*EXERCISE DIRECTIONS*
Please say how many lines of the listing hold "index", with no other words in the answer.

[Data records]
%%
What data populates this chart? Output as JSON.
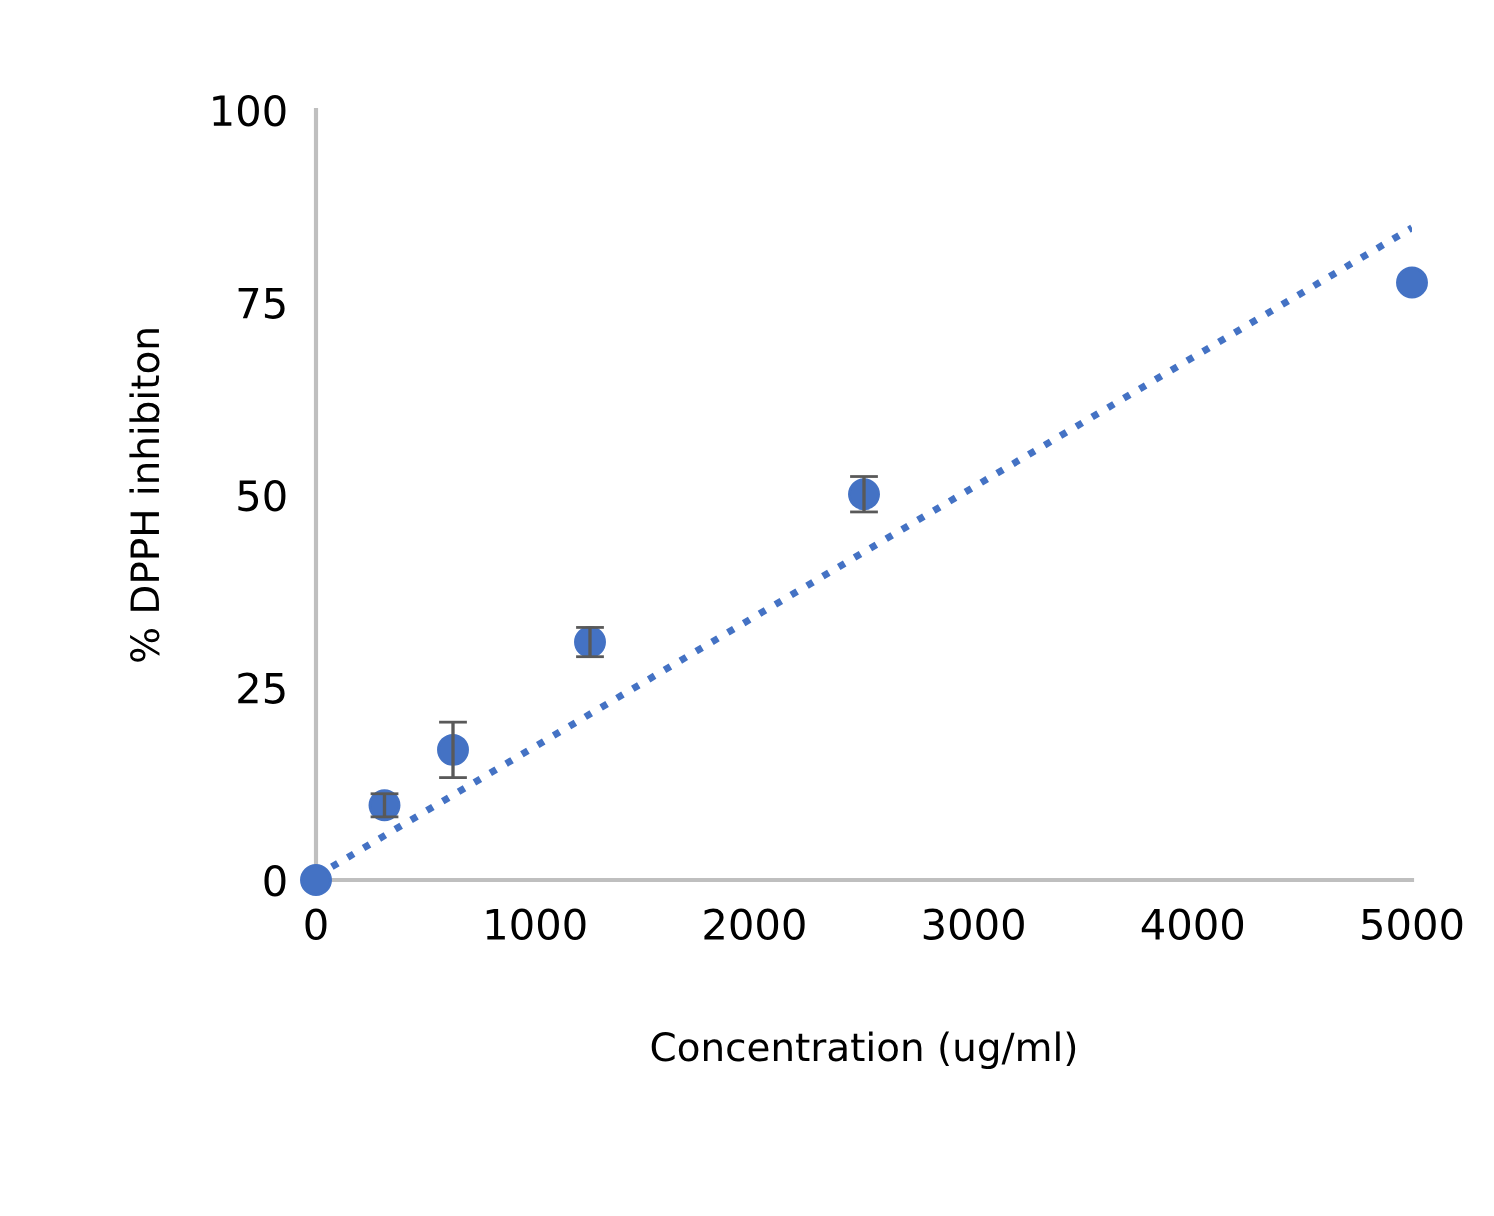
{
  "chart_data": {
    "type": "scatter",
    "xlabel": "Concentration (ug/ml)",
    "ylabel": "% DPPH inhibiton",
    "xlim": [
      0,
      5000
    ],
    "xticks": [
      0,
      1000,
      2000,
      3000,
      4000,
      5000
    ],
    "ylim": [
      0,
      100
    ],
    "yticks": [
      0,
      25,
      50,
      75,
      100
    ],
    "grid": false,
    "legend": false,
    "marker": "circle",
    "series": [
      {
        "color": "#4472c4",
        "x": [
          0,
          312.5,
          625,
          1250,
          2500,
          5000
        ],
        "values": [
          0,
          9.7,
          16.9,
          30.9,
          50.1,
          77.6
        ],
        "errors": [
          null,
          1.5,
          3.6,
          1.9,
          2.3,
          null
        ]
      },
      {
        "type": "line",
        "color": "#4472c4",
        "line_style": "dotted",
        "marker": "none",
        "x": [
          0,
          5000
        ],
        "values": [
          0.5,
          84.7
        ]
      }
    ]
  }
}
%%
%%
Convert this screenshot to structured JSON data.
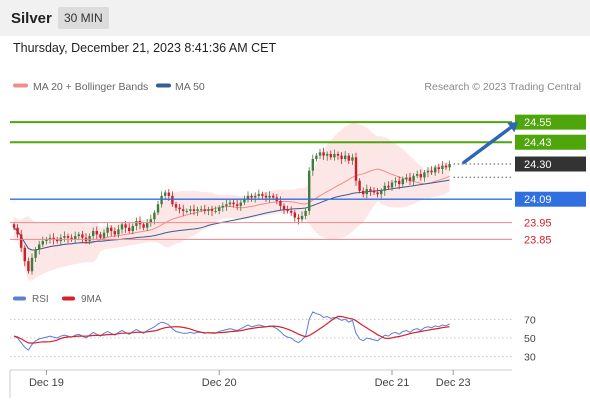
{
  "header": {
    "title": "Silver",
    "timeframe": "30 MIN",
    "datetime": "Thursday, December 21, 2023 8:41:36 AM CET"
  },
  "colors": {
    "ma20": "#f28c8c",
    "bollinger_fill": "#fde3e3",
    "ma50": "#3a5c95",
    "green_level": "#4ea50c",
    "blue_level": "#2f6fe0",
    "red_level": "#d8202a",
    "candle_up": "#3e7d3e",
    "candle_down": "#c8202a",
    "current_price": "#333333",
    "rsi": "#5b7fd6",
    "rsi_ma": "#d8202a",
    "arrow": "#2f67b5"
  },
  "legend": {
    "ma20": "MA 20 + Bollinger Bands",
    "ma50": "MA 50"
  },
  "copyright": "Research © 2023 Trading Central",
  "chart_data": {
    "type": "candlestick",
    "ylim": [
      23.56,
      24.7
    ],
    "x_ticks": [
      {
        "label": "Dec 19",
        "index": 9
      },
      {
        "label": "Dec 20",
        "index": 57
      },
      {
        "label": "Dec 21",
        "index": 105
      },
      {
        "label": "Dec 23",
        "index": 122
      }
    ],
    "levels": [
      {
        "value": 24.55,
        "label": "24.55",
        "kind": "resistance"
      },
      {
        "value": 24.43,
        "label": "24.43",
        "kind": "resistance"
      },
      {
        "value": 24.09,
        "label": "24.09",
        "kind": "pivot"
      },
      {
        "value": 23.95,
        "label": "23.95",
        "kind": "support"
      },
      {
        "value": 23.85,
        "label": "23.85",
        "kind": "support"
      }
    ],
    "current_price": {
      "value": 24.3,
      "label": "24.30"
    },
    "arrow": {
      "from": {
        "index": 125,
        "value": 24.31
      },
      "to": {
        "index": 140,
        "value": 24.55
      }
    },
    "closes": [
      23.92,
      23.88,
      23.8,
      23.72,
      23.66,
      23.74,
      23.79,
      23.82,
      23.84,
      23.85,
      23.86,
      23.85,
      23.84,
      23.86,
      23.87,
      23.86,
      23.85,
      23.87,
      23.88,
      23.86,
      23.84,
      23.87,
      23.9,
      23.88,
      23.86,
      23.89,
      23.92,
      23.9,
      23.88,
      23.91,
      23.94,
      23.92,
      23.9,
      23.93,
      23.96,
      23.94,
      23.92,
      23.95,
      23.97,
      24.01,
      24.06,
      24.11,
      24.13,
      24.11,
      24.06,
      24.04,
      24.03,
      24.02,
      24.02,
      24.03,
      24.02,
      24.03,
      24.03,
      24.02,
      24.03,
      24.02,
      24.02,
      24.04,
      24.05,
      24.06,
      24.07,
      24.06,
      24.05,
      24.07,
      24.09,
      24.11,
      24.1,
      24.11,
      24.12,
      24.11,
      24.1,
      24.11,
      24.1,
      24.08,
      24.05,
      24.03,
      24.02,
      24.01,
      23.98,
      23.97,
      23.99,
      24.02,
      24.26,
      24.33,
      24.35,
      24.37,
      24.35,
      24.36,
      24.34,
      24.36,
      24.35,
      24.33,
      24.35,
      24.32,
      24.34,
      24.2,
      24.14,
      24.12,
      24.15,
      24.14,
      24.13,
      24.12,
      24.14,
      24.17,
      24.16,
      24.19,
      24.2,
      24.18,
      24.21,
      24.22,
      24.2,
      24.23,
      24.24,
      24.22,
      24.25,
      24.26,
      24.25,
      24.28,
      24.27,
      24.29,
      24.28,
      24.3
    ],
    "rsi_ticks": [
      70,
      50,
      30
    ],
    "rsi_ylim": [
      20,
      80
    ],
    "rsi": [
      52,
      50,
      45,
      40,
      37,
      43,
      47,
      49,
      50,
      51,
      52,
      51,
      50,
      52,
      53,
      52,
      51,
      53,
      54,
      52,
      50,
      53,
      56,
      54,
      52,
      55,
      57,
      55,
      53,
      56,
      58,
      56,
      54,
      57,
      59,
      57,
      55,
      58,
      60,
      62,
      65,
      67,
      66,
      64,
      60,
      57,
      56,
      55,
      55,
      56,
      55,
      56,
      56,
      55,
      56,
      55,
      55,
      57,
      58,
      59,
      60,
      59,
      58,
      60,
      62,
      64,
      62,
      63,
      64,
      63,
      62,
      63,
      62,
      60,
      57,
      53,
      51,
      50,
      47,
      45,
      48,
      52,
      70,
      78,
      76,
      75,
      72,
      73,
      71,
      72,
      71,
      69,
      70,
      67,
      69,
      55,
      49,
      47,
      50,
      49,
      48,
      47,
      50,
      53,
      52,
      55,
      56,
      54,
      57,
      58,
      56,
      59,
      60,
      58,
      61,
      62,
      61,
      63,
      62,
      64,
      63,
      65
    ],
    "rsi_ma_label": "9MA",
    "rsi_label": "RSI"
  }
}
%%
*REPLY*
6